▶ _YOUR TASK_:
Go through the listing and pick out each line with the word "marker" in it.

▶ _SUPPLIED RECORDS_:
===============
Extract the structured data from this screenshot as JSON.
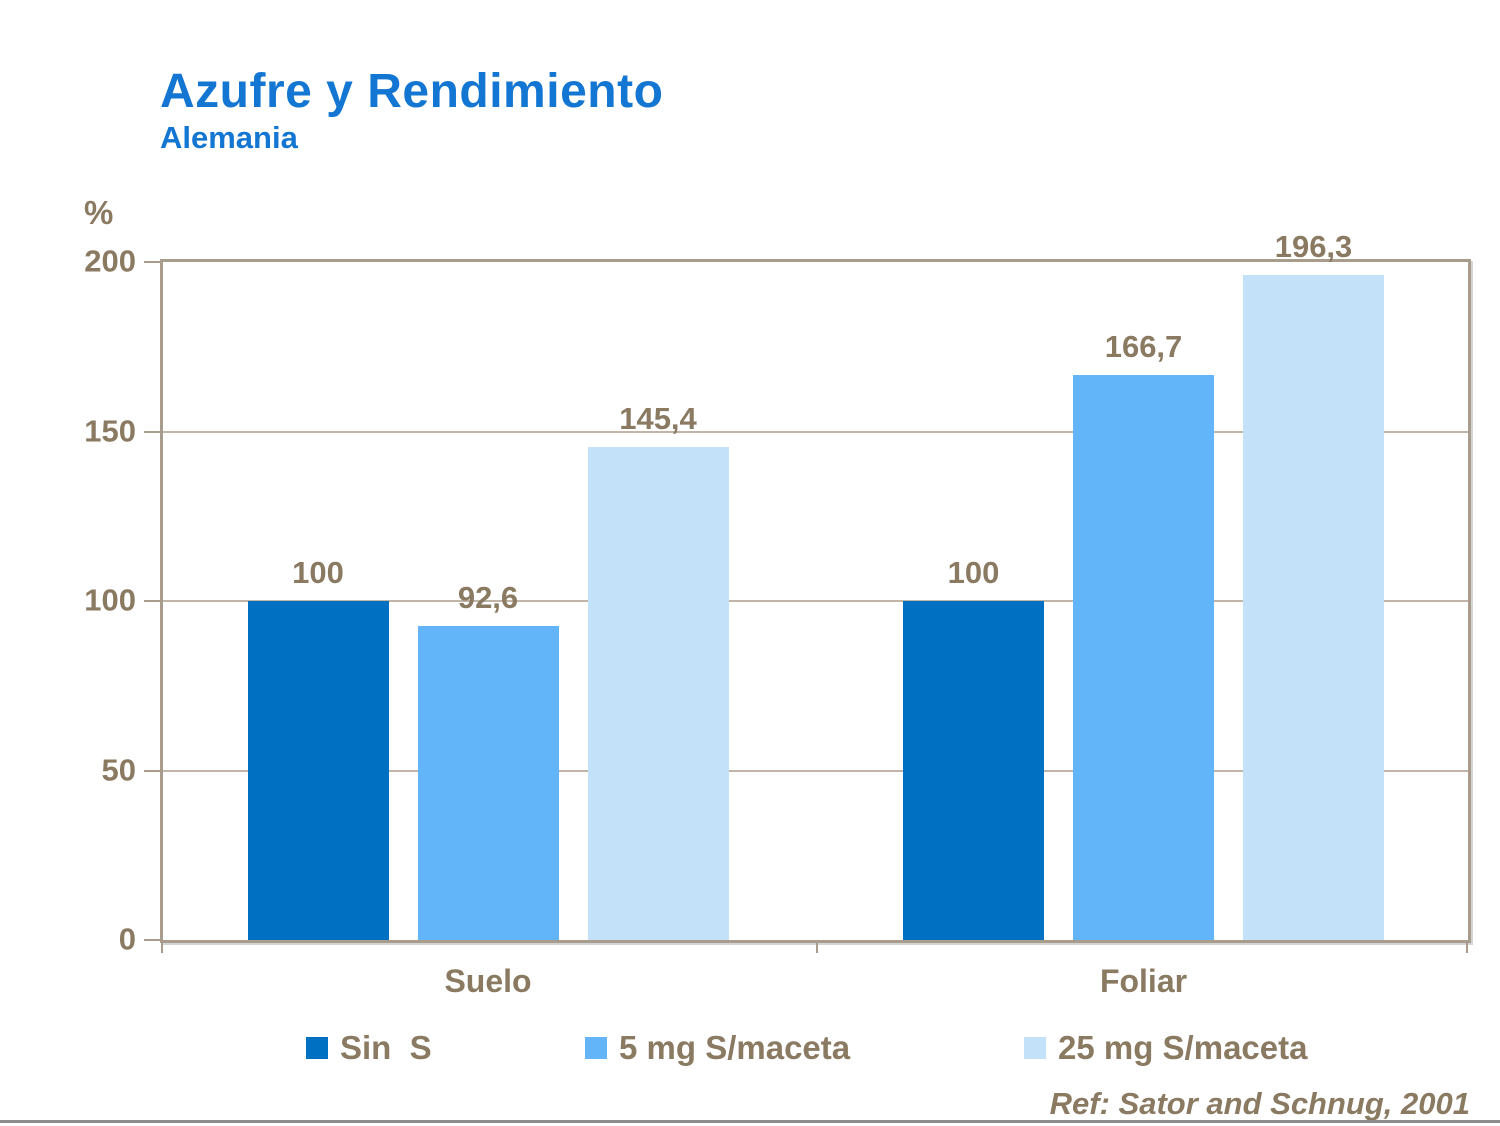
{
  "header": {
    "title": "Azufre y Rendimiento",
    "subtitle": "Alemania"
  },
  "colors": {
    "title_blue": "#1276d2",
    "text_brown": "#8a7a62",
    "frame_tan": "#a89c8c",
    "gridline_tan": "#c0b5a6",
    "series_dark_blue": "#0070c2",
    "series_medium_blue": "#61b5f8",
    "series_light_blue": "#c4e1fa",
    "bottom_rule_gray": "#8c8c8c"
  },
  "chart_data": {
    "type": "bar",
    "title": "Azufre y Rendimiento",
    "subtitle": "Alemania",
    "ylabel": "%",
    "ylim": [
      0,
      200
    ],
    "yticks": [
      0,
      50,
      100,
      150,
      200
    ],
    "grid": "horizontal",
    "legend_position": "bottom",
    "categories": [
      "Suelo",
      "Foliar"
    ],
    "series": [
      {
        "name": "Sin  S",
        "color": "#0070c2",
        "values": [
          100,
          100
        ],
        "value_labels": [
          "100",
          "100"
        ]
      },
      {
        "name": "5 mg S/maceta",
        "color": "#61b5f8",
        "values": [
          92.6,
          166.7
        ],
        "value_labels": [
          "92,6",
          "166,7"
        ]
      },
      {
        "name": "25 mg S/maceta",
        "color": "#c4e1fa",
        "values": [
          145.4,
          196.3
        ],
        "value_labels": [
          "145,4",
          "196,3"
        ]
      }
    ]
  },
  "footer": {
    "reference": "Ref: Sator and Schnug, 2001"
  }
}
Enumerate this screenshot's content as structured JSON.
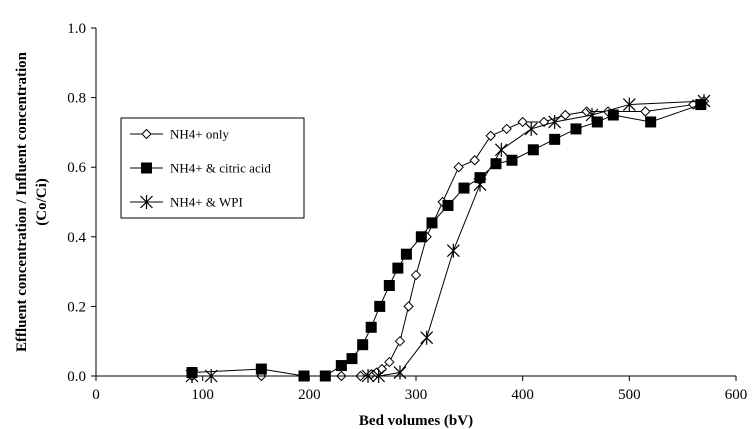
{
  "chart_data": {
    "type": "line",
    "title": "",
    "xlabel": "Bed volumes (bV)",
    "ylabel_lines": [
      "Effluent concentration / Influent concentration",
      "(Co/Ci)"
    ],
    "xlim": [
      0,
      600
    ],
    "ylim": [
      0.0,
      1.0
    ],
    "xticks": [
      0,
      100,
      200,
      300,
      400,
      500,
      600
    ],
    "xtick_labels": [
      "0",
      "100",
      "200",
      "300",
      "400",
      "500",
      "600"
    ],
    "yticks": [
      0.0,
      0.2,
      0.4,
      0.6,
      0.8,
      1.0
    ],
    "ytick_labels": [
      "0.0",
      "0.2",
      "0.4",
      "0.6",
      "0.8",
      "1.0"
    ],
    "grid": false,
    "legend_position": "left-middle",
    "series": [
      {
        "name": "NH4+ only",
        "marker": "open-diamond",
        "points": [
          [
            90,
            0.0
          ],
          [
            155,
            0.0
          ],
          [
            195,
            0.0
          ],
          [
            215,
            0.0
          ],
          [
            230,
            0.0
          ],
          [
            248,
            0.0
          ],
          [
            258,
            0.005
          ],
          [
            263,
            0.01
          ],
          [
            268,
            0.02
          ],
          [
            275,
            0.04
          ],
          [
            285,
            0.1
          ],
          [
            293,
            0.2
          ],
          [
            300,
            0.29
          ],
          [
            310,
            0.4
          ],
          [
            325,
            0.5
          ],
          [
            340,
            0.6
          ],
          [
            355,
            0.62
          ],
          [
            370,
            0.69
          ],
          [
            385,
            0.71
          ],
          [
            400,
            0.73
          ],
          [
            420,
            0.73
          ],
          [
            440,
            0.75
          ],
          [
            460,
            0.76
          ],
          [
            480,
            0.76
          ],
          [
            515,
            0.76
          ],
          [
            560,
            0.78
          ],
          [
            570,
            0.79
          ]
        ]
      },
      {
        "name": "NH4+ & citric acid",
        "marker": "filled-square",
        "points": [
          [
            90,
            0.01
          ],
          [
            155,
            0.02
          ],
          [
            195,
            0.0
          ],
          [
            215,
            0.0
          ],
          [
            230,
            0.03
          ],
          [
            240,
            0.05
          ],
          [
            250,
            0.09
          ],
          [
            258,
            0.14
          ],
          [
            266,
            0.2
          ],
          [
            275,
            0.26
          ],
          [
            283,
            0.31
          ],
          [
            291,
            0.35
          ],
          [
            305,
            0.4
          ],
          [
            315,
            0.44
          ],
          [
            330,
            0.49
          ],
          [
            345,
            0.54
          ],
          [
            360,
            0.57
          ],
          [
            375,
            0.61
          ],
          [
            390,
            0.62
          ],
          [
            410,
            0.65
          ],
          [
            430,
            0.68
          ],
          [
            450,
            0.71
          ],
          [
            470,
            0.73
          ],
          [
            485,
            0.75
          ],
          [
            520,
            0.73
          ],
          [
            567,
            0.78
          ]
        ]
      },
      {
        "name": "NH4+ & WPI",
        "marker": "asterisk",
        "points": [
          [
            90,
            0.0
          ],
          [
            108,
            0.0
          ],
          [
            255,
            0.0
          ],
          [
            265,
            0.0
          ],
          [
            285,
            0.01
          ],
          [
            310,
            0.11
          ],
          [
            335,
            0.36
          ],
          [
            360,
            0.55
          ],
          [
            380,
            0.65
          ],
          [
            408,
            0.71
          ],
          [
            430,
            0.73
          ],
          [
            465,
            0.75
          ],
          [
            500,
            0.78
          ],
          [
            570,
            0.79
          ]
        ]
      }
    ]
  }
}
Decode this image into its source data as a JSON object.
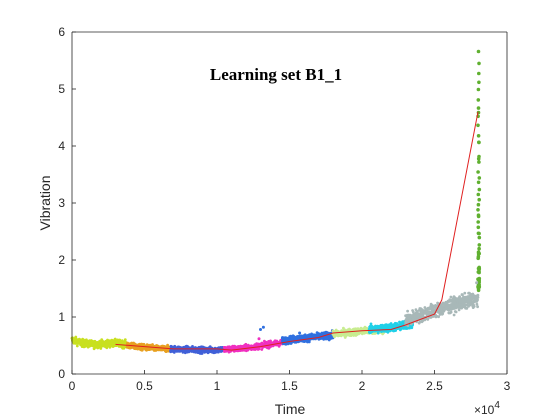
===============
▶ _RESPONSE TO THE EXERCISE_:
        "marker": "open-diamond",
        "marker": "filled-square",
        "marker": "asterisk",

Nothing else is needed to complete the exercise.